**GOAL:** Check each line of the material. Copy those containing "위치에서".

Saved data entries
** Begin **
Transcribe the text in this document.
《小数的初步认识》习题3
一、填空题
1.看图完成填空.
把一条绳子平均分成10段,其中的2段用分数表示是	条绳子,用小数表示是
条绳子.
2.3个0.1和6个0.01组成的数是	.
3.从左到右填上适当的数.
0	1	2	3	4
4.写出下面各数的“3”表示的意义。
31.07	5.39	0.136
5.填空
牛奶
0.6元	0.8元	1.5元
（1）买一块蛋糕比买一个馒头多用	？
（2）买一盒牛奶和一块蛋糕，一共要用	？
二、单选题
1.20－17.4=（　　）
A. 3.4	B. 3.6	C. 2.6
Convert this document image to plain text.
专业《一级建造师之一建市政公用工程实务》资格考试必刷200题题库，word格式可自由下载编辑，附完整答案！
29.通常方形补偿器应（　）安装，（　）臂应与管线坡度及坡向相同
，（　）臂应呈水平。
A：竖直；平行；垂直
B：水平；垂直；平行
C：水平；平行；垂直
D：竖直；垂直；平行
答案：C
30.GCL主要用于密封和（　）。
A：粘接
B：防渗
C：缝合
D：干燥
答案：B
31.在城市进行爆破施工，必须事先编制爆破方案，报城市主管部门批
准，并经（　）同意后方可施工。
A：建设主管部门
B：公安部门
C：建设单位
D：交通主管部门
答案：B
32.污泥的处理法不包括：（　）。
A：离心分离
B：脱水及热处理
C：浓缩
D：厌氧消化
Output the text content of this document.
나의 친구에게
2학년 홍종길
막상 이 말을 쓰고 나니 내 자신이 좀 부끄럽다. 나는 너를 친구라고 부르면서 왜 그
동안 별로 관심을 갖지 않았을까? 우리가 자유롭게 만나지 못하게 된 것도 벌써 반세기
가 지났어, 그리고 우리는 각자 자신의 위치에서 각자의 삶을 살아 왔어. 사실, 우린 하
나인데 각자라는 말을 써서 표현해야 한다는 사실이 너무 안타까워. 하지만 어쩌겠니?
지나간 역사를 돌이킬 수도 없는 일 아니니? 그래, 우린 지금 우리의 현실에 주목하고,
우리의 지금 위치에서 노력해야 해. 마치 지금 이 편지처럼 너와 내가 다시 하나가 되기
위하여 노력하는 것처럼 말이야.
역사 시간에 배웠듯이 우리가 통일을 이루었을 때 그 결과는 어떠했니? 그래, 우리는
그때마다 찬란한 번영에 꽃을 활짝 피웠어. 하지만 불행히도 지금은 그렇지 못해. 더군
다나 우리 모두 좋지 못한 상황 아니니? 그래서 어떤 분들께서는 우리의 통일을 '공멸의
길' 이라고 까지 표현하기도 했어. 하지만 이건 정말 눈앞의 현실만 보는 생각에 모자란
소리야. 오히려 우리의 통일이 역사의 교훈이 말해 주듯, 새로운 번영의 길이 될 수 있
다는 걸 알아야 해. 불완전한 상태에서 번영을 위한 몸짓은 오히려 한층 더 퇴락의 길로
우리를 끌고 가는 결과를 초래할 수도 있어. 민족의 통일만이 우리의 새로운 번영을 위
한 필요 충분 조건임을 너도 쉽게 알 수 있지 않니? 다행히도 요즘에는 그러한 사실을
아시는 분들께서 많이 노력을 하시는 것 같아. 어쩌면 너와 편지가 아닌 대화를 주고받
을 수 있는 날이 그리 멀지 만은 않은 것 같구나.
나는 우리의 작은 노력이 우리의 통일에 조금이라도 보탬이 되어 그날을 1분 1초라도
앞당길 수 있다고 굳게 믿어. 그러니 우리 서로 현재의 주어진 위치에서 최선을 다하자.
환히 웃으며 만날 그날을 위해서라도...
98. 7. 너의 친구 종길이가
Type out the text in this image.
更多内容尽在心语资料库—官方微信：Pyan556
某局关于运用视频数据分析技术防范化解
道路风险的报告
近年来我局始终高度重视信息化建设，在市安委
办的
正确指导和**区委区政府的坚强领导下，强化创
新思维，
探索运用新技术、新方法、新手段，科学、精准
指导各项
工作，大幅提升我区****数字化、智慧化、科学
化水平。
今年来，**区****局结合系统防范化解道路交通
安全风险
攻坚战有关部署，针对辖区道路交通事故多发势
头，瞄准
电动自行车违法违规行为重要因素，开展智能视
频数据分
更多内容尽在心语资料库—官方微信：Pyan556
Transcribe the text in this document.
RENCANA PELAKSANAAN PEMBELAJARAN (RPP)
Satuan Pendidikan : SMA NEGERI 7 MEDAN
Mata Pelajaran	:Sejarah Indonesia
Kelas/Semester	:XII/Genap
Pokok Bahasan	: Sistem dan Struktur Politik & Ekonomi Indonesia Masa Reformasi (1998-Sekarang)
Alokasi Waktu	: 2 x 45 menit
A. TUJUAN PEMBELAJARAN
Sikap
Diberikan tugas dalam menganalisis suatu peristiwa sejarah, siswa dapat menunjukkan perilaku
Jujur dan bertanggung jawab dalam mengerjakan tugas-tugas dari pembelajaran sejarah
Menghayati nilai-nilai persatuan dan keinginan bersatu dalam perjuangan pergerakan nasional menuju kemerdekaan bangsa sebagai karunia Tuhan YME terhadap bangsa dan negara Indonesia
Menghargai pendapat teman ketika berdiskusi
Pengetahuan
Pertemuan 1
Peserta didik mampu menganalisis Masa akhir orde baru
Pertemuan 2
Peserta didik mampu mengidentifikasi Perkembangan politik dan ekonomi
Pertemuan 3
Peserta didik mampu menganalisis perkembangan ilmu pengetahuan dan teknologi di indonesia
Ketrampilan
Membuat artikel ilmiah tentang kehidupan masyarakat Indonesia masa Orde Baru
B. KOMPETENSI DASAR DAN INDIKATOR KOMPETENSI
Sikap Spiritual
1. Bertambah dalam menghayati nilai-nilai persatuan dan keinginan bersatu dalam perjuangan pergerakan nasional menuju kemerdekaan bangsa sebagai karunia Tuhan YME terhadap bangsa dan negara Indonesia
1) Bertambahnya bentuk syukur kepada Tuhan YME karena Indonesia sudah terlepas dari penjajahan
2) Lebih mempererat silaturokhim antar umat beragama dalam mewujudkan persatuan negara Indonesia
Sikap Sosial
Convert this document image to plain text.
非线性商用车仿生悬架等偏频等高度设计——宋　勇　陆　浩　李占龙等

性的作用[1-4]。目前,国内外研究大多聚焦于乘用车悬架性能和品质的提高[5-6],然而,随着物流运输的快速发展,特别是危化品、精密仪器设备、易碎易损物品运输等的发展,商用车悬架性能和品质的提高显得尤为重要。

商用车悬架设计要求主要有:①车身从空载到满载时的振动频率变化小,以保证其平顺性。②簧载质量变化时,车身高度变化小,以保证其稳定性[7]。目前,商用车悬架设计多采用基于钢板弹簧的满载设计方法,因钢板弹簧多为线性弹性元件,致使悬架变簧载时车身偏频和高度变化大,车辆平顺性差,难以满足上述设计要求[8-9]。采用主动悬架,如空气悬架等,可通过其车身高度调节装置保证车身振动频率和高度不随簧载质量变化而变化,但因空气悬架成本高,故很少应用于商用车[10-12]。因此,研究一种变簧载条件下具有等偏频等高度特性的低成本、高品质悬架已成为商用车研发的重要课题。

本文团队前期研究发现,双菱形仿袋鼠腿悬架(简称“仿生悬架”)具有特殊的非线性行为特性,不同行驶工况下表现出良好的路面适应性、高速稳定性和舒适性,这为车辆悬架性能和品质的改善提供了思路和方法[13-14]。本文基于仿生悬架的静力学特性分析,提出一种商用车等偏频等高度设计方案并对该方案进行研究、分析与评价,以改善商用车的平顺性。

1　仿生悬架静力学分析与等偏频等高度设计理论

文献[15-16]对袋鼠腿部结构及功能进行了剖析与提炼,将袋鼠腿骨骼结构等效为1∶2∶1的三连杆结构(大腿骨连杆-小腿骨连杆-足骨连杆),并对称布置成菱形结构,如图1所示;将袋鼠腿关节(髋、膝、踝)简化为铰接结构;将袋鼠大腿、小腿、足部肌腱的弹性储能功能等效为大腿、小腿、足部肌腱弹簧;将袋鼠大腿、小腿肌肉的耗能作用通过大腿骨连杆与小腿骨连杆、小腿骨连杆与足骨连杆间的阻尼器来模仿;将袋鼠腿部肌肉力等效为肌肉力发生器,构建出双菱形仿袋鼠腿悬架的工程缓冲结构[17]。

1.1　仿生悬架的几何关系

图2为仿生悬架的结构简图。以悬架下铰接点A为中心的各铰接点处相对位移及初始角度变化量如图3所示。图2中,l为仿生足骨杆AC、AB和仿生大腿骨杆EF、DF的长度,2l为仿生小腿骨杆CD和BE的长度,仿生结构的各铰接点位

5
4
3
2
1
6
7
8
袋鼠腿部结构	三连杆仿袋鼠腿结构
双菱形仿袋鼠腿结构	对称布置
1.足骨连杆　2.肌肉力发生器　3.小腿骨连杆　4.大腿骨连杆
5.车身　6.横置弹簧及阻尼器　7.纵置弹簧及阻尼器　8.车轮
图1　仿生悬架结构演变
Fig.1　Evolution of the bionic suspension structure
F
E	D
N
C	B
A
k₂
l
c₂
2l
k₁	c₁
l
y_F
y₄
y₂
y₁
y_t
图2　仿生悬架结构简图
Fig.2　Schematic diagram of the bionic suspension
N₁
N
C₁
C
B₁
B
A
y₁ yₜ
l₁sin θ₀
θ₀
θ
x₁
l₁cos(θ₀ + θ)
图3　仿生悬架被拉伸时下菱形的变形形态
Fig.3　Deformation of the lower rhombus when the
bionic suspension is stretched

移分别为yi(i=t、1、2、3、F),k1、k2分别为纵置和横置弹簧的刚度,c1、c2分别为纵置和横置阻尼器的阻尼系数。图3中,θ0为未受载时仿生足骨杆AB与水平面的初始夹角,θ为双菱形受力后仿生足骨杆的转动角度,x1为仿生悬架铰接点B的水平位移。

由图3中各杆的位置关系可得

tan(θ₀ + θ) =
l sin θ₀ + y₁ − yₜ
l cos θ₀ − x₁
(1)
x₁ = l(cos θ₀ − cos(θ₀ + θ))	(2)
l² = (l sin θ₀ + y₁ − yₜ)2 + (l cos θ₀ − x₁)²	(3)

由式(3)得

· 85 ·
** End **
**OUTPUT:**
가 지났어, 그리고 우리는 각자 자신의 위치에서 각자의 삶을 살아 왔어. 사실, 우린 하
우리의 지금 위치에서 노력해야 해. 마치 지금 이 편지처럼 너와 내가 다시 하나가 되기
앞당길 수 있다고 굳게 믿어. 그러니 우리 서로 현재의 주어진 위치에서 최선을 다하자.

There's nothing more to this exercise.